BRIEF |
Wherever the word "name" appears in a line, extract that line.

INFORMATION GIVEN |
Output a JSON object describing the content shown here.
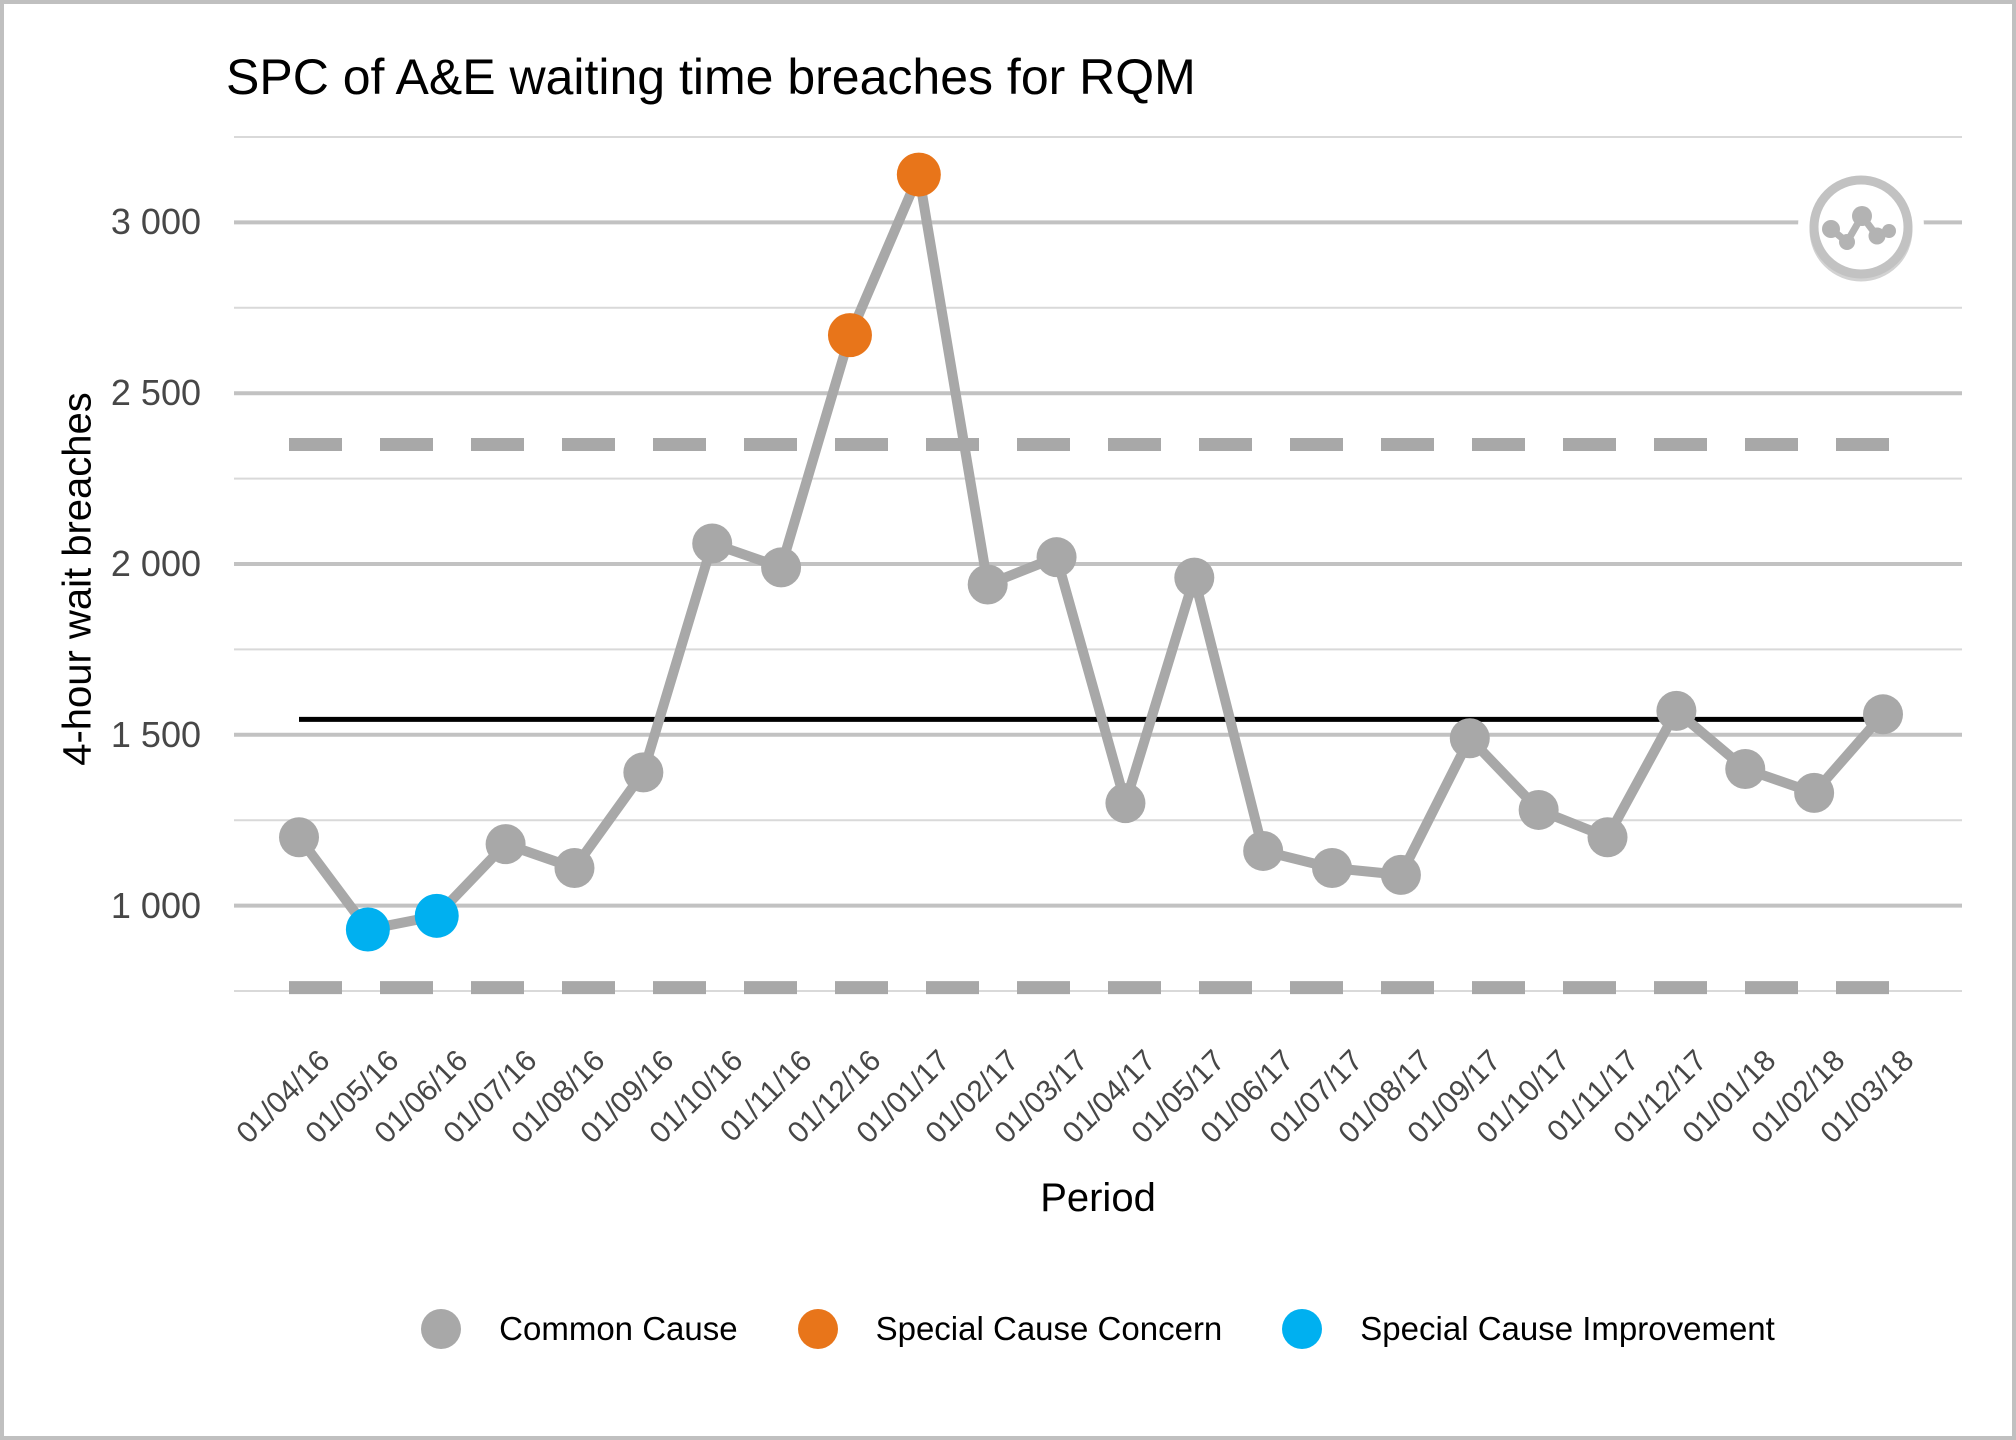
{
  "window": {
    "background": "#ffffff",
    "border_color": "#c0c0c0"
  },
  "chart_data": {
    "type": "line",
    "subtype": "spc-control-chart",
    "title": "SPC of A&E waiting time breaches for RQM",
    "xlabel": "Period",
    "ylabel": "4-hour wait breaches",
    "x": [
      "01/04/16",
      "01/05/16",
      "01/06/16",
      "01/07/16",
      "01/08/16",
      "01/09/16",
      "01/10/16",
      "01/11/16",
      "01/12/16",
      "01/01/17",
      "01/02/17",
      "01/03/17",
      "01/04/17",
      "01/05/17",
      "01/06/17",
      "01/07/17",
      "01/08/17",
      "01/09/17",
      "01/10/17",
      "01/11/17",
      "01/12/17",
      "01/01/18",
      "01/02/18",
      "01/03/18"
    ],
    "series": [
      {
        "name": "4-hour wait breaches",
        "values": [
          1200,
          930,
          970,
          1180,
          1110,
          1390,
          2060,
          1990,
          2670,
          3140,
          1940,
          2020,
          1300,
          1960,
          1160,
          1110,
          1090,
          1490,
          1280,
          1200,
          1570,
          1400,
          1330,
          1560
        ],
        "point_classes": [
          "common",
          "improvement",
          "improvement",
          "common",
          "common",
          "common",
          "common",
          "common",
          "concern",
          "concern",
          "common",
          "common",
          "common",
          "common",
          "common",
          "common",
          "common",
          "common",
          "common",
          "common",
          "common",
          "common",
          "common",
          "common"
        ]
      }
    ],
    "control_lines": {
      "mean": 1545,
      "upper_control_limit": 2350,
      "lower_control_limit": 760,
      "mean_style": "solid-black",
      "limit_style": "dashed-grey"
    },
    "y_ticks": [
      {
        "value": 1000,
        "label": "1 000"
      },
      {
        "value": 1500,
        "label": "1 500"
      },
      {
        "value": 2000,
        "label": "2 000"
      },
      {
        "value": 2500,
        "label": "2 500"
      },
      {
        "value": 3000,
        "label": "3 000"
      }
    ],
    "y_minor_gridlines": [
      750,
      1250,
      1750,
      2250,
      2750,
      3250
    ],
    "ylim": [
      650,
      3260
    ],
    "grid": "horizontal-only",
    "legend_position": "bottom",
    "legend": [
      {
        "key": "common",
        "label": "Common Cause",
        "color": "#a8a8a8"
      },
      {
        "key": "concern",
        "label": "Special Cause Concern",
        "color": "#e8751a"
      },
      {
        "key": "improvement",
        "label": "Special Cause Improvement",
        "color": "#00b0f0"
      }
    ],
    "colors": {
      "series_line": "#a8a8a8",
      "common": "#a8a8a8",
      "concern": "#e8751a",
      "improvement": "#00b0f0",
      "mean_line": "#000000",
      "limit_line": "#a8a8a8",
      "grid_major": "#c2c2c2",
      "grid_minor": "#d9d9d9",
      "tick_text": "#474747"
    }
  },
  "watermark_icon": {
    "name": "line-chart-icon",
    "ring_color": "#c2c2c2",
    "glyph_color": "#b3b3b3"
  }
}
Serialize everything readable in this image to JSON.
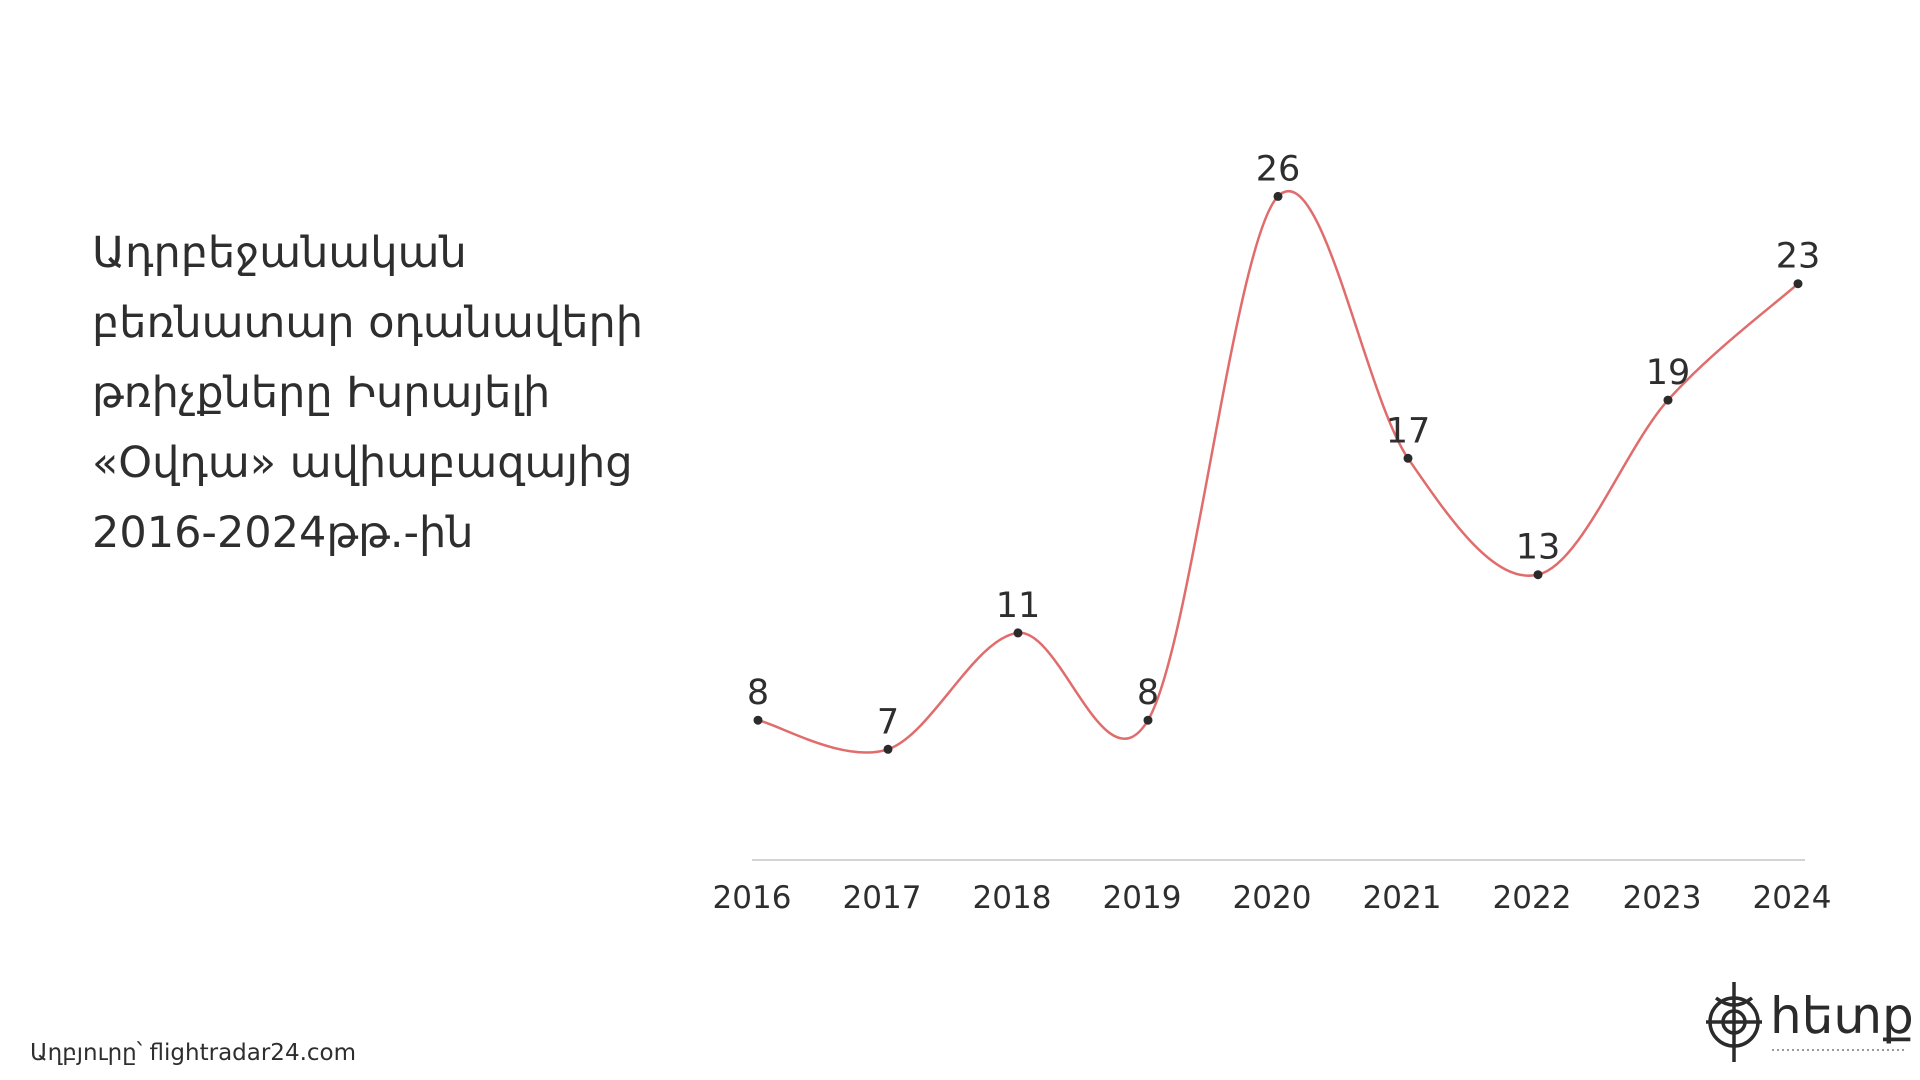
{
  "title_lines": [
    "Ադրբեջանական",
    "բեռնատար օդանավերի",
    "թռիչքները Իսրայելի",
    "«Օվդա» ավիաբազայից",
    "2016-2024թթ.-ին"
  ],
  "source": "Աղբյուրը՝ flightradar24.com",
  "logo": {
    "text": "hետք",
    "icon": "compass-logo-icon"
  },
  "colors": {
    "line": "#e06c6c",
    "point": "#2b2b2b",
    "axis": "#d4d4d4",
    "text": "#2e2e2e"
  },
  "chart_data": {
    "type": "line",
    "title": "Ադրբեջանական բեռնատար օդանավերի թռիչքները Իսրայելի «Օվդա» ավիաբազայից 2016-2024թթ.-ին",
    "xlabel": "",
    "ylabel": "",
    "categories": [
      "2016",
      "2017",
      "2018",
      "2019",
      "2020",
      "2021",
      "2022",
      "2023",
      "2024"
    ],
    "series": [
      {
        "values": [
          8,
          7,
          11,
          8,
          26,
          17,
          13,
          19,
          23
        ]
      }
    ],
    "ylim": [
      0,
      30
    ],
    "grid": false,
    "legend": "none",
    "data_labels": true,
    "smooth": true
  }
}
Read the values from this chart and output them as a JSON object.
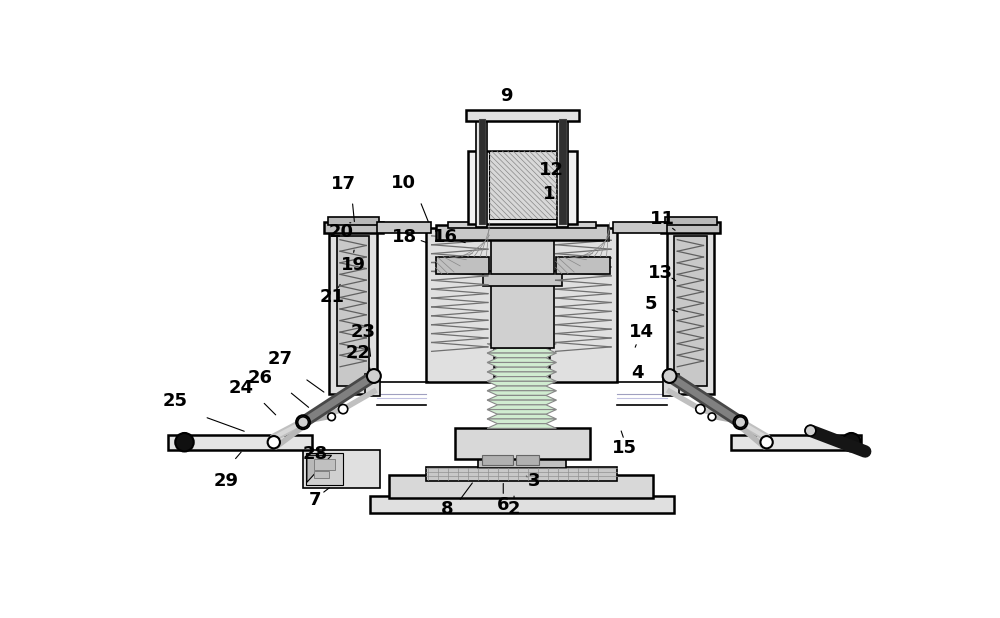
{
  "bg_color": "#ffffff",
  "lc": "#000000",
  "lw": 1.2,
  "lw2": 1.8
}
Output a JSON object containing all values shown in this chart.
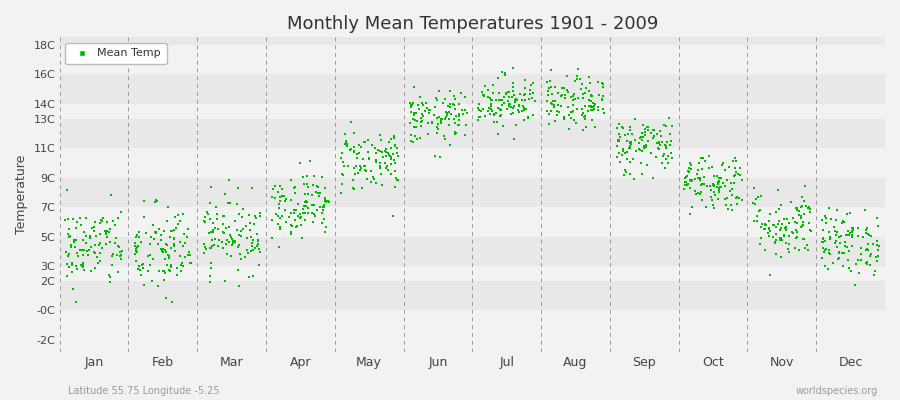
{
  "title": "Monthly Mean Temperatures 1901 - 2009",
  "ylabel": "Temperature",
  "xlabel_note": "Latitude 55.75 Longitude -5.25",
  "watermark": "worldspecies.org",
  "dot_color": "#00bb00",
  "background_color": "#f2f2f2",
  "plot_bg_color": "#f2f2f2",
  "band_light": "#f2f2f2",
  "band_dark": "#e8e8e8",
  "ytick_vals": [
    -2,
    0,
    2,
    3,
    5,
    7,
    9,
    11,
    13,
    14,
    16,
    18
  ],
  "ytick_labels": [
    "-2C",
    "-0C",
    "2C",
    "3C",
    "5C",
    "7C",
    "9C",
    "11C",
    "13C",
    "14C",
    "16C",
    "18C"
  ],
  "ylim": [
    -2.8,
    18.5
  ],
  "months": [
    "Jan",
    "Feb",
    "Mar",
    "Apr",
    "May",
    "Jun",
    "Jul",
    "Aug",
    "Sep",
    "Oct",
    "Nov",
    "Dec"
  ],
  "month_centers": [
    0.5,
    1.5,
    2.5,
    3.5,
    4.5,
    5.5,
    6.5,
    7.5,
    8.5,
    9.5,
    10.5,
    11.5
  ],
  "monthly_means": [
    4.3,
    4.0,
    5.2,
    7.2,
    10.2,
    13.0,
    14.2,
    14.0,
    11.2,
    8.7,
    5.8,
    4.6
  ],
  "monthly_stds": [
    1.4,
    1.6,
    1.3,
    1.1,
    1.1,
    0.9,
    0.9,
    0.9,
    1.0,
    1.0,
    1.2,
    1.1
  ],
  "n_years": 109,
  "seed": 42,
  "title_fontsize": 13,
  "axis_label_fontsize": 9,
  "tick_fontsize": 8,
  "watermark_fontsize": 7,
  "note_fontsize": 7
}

EXERCISE SOLUTION |
        "name": "4-hour wait breaches",
    "name": "line-chart-icon",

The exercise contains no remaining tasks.